THE REQUEST:
Find each line with the string "Geometry" and report it.

— BEGIN —

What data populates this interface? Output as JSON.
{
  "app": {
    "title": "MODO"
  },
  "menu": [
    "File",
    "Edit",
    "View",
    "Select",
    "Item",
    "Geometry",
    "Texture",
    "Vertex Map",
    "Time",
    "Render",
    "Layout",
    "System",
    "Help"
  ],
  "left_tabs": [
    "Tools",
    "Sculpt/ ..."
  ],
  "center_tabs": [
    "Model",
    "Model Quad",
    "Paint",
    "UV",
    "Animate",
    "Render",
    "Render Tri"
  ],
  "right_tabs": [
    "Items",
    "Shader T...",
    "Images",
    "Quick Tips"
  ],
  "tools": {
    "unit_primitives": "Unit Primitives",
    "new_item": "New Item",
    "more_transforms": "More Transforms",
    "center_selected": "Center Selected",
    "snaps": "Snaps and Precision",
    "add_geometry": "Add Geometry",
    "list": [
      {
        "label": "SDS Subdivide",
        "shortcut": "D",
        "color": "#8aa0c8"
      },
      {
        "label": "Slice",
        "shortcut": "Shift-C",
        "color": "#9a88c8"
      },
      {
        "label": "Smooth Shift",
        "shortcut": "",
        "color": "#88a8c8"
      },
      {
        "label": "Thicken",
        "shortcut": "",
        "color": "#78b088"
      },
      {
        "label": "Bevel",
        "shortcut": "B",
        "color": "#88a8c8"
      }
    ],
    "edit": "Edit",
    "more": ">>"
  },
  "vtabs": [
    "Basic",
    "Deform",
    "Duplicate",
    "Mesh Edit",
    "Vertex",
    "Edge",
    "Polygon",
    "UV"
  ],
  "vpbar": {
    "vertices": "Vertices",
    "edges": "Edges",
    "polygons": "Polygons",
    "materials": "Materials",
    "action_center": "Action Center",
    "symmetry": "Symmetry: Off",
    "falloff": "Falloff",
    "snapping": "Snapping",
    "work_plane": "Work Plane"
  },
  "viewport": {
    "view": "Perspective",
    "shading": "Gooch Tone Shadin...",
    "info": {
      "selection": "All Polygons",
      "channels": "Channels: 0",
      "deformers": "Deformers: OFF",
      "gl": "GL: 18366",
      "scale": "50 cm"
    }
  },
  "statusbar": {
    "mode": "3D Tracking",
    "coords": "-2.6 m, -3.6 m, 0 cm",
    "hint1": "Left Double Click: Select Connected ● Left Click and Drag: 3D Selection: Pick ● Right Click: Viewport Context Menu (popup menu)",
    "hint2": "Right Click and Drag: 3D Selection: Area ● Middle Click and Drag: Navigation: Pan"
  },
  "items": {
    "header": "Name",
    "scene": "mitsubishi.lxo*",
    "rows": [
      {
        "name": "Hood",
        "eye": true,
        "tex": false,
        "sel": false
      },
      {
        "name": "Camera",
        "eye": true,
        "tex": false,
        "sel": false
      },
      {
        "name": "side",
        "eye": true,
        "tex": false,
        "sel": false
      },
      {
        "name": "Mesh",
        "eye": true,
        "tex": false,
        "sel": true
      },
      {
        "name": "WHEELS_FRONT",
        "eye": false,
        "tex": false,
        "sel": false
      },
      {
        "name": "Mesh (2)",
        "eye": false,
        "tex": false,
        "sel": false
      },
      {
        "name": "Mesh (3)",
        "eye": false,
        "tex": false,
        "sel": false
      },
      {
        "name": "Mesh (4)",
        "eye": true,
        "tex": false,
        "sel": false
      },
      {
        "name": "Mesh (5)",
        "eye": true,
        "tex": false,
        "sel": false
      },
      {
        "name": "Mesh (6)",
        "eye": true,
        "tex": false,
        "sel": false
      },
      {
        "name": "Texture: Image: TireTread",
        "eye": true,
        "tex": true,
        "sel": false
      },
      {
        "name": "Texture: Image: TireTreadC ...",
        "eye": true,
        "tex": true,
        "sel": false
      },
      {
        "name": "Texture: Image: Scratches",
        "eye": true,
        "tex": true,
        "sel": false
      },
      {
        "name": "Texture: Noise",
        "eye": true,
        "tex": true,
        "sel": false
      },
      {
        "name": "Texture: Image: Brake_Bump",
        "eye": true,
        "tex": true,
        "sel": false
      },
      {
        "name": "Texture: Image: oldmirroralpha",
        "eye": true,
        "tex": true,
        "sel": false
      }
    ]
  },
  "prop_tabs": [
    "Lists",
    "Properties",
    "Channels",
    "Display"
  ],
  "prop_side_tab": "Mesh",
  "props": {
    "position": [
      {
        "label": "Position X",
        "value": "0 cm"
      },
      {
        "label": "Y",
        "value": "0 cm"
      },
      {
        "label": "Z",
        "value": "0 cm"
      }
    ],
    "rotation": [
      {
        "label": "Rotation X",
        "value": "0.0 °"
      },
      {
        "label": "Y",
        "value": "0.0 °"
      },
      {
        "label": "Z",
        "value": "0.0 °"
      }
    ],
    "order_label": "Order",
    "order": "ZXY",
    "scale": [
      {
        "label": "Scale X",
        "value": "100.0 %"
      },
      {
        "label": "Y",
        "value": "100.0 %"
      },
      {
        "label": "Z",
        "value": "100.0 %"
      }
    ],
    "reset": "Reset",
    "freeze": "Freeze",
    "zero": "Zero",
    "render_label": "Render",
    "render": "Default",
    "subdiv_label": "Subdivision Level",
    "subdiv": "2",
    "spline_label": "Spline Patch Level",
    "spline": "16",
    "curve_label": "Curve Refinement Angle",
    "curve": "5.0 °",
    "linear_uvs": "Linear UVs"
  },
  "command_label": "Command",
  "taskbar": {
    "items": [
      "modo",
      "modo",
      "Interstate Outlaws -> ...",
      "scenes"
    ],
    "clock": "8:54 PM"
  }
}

— END —

EXERCISE SOLUTION:
    "Geometry",
    "add_geometry": "Add Geometry",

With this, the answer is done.